== Seitenauszug ==

Das entscheidende Turnier fand in Haitis Hauptstadt Port-au-Prince statt. Proteste der mexikanischen Favoriten gegen die einheimischen Fans, die sie unter den Augen der Polizei belästigten und bedrohten, verhallten ungehört. Mexiko besiegte zwar den Gastgeber Haiti, war jedoch zuvor von Trinidad besiegt worden. Trinidad wiederum erzielte gegen Haiti fünf Tore. Aber der Schiedsrichter erkannte nur eines an: 2:1 für Haiti. Diktator Jean-Claude ("Baby Doc") Duvalier, 22, finanziert das seinem Ansehen bislang zuträglichste Unternehmen.

Der wichtigste Fan eines anderen Außenseiters, Zaires Staatspräsident Mobutu, setzte als Lohn für die WM-Qualifikation seiner Mannschaft Prämien aus, mit denen die künftigen Weltmeister kaum rechnen dürfen: Ferien in Übersee, Auto und Haus. Schon zur Auslosung der vier Vorrunden-Gruppen des WM-Turniers war auch das Scheitern eines dritten Fußballzwerges, Australien, in der ersten Runde vorprogrammiert.

Im Zwist zwischen dem Anspruch auf Universalität und sportlicher Chancengleichheit muß der Fußball-Weltverband (Fifa) seine halbstarken Mitglieder gleicher behandeln als die großen Fußballmächte. Von 144 Fifa-Mitgliedern bewarben sich 91 um die WM-Teilnahme. Da das Gastgeber-Land und der letzte Weltmeister von Qualifikations-Spielen befreit sind, konnten sich nur noch 14 National-Equipen qualifizieren -- etwa jede sechste.

===

> _Aufgabenstellung_:
A. Fassen Sie den Absatz aus dem Seitenauszug, der mit „Der wichtigste Fan eines anderen Außenseiters“ beginnt, kürzer zusammen und bewahren Sie dabei seine wesentlichen Fakten.
B. Geben Sie aus dem Seitenauszug den Abschnitt wortgetreu wieder, der bei den Worten „Der wichtigste Fan“ beginnt und nach den Worten „etwa jede sechste.“ endet.

== Gegebene Angaben ==

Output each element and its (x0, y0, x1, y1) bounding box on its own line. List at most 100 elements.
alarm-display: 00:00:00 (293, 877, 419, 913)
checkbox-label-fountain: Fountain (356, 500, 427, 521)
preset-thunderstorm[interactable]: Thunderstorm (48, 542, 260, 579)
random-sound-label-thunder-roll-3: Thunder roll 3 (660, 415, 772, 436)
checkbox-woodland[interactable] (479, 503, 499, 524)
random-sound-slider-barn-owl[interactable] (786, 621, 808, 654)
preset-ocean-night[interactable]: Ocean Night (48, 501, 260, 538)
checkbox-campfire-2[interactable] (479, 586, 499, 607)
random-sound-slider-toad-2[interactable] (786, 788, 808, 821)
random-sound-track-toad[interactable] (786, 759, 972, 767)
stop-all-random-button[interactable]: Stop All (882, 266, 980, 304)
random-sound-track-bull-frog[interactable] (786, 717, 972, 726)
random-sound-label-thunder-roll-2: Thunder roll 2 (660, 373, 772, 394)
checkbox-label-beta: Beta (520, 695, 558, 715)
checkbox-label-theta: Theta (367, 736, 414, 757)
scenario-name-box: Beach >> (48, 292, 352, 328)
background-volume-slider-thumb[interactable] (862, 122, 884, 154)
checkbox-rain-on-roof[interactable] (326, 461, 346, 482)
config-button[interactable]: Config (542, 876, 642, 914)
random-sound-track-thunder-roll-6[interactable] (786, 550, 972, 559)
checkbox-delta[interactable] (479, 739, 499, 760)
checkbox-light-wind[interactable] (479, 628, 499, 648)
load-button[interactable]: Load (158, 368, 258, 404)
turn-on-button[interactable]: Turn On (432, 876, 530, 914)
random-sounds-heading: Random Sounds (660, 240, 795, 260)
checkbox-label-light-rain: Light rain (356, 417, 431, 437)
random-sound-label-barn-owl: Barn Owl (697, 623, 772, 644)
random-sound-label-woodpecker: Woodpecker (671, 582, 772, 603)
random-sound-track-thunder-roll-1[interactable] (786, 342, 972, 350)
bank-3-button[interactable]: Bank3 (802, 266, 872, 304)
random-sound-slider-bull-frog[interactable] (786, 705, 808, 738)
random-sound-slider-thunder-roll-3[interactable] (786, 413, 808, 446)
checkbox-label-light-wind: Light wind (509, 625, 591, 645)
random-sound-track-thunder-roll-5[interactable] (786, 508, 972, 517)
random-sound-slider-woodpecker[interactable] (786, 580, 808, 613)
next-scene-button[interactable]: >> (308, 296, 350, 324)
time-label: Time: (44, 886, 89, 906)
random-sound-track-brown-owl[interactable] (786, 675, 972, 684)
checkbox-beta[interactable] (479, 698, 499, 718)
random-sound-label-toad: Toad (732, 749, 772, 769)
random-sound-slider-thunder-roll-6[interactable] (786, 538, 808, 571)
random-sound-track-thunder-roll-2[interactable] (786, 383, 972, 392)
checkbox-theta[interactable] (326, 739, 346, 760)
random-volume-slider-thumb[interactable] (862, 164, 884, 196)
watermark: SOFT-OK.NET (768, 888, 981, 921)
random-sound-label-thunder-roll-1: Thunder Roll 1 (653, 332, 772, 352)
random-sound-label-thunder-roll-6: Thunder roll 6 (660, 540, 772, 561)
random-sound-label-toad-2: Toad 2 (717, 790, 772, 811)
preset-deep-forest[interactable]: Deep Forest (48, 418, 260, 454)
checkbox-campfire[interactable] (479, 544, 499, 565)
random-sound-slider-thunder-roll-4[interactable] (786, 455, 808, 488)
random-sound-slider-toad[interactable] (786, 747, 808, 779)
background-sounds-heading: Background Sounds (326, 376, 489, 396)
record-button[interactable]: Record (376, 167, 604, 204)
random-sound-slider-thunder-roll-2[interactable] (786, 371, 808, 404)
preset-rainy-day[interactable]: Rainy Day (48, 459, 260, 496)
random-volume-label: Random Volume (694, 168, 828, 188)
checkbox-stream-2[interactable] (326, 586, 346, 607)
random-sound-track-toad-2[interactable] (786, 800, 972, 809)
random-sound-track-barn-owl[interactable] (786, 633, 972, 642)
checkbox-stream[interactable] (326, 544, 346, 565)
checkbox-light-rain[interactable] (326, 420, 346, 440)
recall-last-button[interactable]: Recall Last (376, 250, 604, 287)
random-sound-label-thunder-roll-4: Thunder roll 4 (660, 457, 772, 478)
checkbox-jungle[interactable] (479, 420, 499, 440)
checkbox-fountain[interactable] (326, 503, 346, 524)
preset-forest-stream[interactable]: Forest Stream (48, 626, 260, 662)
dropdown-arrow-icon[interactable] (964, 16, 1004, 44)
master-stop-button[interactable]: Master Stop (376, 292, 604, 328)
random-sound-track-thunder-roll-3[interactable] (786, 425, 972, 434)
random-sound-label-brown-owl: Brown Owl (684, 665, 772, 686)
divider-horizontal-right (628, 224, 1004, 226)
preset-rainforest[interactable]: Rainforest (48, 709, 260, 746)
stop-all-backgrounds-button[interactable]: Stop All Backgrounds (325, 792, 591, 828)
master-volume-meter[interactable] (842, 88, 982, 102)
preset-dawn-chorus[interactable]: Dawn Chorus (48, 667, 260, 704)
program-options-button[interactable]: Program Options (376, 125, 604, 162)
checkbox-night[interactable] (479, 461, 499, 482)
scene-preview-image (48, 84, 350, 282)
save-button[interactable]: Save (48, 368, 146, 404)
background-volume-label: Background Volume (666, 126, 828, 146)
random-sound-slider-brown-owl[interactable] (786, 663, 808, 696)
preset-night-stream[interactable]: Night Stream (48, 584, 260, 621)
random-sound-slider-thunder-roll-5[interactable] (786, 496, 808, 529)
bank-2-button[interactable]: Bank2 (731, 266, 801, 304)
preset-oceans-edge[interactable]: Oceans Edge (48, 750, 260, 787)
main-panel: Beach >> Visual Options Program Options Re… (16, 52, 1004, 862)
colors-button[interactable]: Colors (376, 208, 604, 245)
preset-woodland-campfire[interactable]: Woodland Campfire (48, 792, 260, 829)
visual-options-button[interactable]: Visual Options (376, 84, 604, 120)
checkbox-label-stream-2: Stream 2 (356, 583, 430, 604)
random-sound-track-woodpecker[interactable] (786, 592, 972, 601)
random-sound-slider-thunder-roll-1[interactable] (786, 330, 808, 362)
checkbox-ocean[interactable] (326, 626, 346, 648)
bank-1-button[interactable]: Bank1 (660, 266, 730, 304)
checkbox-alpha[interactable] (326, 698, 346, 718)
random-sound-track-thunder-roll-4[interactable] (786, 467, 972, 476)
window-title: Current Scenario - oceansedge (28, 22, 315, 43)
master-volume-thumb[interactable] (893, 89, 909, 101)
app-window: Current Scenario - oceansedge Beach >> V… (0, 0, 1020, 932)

===

> _Lösungen der Reihe_:
A. Zaires Staatspräsident Mobutu lobte für die WM-Qualifikation seiner Außenseiter-Mannschaft Prämien aus, mit denen selbst die künftigen Weltmeister kaum rechnen dürfen: Ferien in Übersee, ein Auto und ein Haus. Schon bei der Auslosung der vier Vorrundengruppen stand fest, dass Australien als dritter Fußballzwerg in der ersten Runde scheitern würde.

B.
Der wichtigste Fan eines anderen Außenseiters, Zaires Staatspräsident Mobutu, setzte als Lohn für die WM-Qualifikation seiner Mannschaft Prämien aus, mit denen die künftigen Weltmeister kaum rechnen dürfen: Ferien in Übersee, Auto und Haus. Schon zur Auslosung der vier Vorrunden-Gruppen des WM-Turniers war auch das Scheitern eines dritten Fußballzwerges, Australien, in der ersten Runde vorprogrammiert.

Im Zwist zwischen dem Anspruch auf Universalität und sportlicher Chancengleichheit muß der Fußball-Weltverband (Fifa) seine halbstarken Mitglieder gleicher behandeln als die großen Fußballmächte. Von 144 Fifa-Mitgliedern bewarben sich 91 um die WM-Teilnahme. Da das Gastgeber-Land und der letzte Weltmeister von Qualifikations-Spielen befreit sind, konnten sich nur noch 14 National-Equipen qualifizieren -- etwa jede sechste.